## Data provided

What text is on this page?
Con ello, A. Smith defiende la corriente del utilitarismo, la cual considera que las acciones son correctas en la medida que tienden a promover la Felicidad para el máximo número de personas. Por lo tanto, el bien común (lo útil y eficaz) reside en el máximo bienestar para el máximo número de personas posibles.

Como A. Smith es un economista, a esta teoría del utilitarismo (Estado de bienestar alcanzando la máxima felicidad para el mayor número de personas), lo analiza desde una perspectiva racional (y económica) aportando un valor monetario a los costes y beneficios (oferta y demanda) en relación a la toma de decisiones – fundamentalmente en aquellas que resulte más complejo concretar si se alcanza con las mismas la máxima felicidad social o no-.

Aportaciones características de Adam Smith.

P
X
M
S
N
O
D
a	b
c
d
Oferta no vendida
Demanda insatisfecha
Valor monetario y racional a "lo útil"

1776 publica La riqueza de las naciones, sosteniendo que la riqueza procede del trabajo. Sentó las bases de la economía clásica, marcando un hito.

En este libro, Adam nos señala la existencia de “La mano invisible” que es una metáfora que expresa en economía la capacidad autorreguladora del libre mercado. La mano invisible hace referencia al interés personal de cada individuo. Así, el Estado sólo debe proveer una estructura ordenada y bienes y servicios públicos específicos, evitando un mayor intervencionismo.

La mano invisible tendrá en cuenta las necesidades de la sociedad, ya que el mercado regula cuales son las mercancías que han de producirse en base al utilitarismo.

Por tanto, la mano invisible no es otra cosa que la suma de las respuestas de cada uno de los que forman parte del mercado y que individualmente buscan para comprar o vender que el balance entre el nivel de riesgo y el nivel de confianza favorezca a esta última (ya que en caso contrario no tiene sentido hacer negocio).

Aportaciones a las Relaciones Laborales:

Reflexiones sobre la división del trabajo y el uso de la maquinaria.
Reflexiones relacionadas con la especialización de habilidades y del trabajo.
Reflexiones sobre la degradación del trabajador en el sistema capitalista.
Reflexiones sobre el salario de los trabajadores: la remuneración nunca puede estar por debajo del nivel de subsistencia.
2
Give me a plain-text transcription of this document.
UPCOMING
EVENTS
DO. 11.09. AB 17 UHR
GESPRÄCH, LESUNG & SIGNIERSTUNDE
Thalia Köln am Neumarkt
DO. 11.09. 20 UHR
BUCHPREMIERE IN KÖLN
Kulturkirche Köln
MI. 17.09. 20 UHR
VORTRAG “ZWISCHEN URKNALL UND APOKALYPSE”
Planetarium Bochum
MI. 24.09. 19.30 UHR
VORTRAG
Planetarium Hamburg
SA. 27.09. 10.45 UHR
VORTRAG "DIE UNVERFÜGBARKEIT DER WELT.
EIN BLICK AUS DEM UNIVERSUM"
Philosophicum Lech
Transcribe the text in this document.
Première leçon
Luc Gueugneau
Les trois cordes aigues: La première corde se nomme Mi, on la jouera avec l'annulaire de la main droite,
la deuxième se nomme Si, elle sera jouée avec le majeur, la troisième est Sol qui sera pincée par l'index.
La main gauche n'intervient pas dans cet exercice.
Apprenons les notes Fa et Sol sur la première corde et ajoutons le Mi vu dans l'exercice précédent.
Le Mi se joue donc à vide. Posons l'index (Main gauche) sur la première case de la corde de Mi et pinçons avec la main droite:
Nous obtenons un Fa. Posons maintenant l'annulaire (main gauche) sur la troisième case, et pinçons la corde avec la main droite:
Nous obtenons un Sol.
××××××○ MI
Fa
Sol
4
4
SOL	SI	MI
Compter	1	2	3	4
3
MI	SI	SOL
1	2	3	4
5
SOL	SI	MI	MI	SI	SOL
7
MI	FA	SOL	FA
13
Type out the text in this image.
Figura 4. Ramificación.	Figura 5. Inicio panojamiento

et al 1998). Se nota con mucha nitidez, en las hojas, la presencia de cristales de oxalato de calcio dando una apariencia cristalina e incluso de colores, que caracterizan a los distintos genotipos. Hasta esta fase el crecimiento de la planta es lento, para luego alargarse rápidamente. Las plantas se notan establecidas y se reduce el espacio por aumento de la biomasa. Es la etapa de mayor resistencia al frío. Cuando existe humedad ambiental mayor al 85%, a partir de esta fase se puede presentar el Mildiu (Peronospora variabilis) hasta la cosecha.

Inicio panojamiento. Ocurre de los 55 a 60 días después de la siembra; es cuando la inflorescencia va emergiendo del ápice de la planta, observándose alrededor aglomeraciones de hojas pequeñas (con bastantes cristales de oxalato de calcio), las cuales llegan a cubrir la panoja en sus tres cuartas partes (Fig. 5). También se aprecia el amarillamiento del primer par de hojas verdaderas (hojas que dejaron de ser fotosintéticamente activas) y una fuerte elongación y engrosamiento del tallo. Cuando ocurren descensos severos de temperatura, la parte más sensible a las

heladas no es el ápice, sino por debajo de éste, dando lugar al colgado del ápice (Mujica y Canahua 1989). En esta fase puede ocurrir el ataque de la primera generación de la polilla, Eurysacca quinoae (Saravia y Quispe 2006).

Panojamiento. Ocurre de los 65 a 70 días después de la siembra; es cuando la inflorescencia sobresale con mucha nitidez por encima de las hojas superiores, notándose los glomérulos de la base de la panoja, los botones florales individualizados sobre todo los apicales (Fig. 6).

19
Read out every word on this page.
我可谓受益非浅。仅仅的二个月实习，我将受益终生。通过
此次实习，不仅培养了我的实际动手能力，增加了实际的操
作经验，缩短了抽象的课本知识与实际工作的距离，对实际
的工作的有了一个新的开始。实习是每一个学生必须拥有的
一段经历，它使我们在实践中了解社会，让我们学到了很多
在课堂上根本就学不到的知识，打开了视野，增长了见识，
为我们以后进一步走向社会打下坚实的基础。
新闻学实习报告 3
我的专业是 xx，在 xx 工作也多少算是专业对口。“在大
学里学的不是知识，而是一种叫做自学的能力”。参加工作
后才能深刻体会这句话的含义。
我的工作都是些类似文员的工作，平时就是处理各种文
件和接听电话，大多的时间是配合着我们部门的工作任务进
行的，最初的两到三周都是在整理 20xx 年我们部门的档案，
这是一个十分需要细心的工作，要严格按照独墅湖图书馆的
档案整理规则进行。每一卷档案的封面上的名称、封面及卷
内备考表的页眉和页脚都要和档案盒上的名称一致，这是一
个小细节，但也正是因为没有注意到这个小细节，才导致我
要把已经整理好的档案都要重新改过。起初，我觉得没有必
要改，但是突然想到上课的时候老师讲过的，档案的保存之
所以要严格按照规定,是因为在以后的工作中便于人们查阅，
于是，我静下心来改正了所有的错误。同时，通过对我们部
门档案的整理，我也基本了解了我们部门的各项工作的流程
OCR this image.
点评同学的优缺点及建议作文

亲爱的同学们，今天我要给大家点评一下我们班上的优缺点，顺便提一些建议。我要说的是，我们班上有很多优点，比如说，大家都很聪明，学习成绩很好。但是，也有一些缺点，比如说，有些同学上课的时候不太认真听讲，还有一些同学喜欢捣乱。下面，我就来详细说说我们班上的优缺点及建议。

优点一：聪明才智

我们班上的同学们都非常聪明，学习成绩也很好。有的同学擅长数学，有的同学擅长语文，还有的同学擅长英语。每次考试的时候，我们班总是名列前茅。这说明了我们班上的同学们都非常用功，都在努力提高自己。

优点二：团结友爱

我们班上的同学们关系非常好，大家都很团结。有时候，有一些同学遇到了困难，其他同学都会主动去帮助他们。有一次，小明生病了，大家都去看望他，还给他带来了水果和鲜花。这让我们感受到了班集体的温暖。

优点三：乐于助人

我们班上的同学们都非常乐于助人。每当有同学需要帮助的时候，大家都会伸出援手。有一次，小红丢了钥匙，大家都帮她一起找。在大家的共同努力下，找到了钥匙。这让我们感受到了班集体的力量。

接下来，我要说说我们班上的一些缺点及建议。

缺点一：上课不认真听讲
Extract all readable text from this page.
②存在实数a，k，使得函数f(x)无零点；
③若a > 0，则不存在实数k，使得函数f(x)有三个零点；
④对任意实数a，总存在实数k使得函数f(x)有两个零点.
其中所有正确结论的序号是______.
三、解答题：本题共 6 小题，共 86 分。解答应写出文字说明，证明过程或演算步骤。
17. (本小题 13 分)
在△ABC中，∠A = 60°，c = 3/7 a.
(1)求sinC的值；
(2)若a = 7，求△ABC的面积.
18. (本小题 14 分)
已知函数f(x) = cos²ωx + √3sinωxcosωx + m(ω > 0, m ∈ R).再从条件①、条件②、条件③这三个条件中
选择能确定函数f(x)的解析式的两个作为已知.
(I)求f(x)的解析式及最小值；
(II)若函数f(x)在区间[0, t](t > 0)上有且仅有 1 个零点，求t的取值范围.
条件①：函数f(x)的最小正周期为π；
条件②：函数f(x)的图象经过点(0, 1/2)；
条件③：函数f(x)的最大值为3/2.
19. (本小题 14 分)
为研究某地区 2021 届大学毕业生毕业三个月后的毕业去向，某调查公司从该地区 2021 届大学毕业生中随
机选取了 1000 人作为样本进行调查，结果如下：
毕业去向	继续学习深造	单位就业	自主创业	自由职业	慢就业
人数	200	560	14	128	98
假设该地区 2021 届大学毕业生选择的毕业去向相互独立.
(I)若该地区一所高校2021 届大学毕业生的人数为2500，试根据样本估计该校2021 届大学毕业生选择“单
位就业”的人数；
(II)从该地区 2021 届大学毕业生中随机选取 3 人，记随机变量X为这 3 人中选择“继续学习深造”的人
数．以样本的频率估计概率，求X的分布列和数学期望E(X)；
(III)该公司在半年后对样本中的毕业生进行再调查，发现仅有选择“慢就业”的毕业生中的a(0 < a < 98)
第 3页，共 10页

## Short task
Select every line above that contains the word "case", and copy it.

## Exercise solution
Le Mi se joue donc à vide. Posons l'index (Main gauche) sur la première case de la corde de Mi et pinçons avec la main droite:
Nous obtenons un Fa. Posons maintenant l'annulaire (main gauche) sur la troisième case, et pinçons la corde avec la main droite:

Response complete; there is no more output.